[begin EXTRACTED MATERIAL]
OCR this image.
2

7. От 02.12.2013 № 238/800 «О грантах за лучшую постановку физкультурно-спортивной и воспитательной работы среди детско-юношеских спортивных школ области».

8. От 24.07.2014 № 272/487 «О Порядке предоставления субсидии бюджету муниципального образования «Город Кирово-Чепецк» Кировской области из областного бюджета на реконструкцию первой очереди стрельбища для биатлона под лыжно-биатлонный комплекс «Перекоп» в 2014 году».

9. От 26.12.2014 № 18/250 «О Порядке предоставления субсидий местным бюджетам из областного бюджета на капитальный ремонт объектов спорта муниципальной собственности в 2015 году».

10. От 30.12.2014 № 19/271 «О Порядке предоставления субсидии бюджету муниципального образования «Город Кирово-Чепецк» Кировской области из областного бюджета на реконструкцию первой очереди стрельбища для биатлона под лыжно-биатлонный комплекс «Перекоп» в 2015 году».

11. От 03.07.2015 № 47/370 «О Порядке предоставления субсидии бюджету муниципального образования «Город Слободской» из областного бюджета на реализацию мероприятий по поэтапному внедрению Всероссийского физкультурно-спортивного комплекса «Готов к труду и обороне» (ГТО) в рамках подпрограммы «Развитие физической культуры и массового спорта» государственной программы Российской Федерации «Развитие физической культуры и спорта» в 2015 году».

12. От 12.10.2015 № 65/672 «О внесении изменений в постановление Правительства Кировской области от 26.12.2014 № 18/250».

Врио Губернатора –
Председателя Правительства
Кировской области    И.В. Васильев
[end EXTRACTED MATERIAL]
Set all of the records down again, exactly as they stand.

## RESULT FOR THIS EXERCISE
OCR this image.
2

7. От 02.12.2013 № 238/800 «О грантах за лучшую постановку физкультурно-спортивной и воспитательной работы среди детско-юношеских спортивных школ области».

8. От 24.07.2014 № 272/487 «О Порядке предоставления субсидии бюджету муниципального образования «Город Кирово-Чепецк» Кировской области из областного бюджета на реконструкцию первой очереди стрельбища для биатлона под лыжно-биатлонный комплекс «Перекоп» в 2014 году».

9. От 26.12.2014 № 18/250 «О Порядке предоставления субсидий местным бюджетам из областного бюджета на капитальный ремонт объектов спорта муниципальной собственности в 2015 году».

10. От 30.12.2014 № 19/271 «О Порядке предоставления субсидии бюджету муниципального образования «Город Кирово-Чепецк» Кировской области из областного бюджета на реконструкцию первой очереди стрельбища для биатлона под лыжно-биатлонный комплекс «Перекоп» в 2015 году».

11. От 03.07.2015 № 47/370 «О Порядке предоставления субсидии бюджету муниципального образования «Город Слободской» из областного бюджета на реализацию мероприятий по поэтапному внедрению Всероссийского физкультурно-спортивного комплекса «Готов к труду и обороне» (ГТО) в рамках подпрограммы «Развитие физической культуры и массового спорта» государственной программы Российской Федерации «Развитие физической культуры и спорта» в 2015 году».

12. От 12.10.2015 № 65/672 «О внесении изменений в постановление Правительства Кировской области от 26.12.2014 № 18/250».

Врио Губернатора –
Председателя Правительства
Кировской области    И.В. Васильев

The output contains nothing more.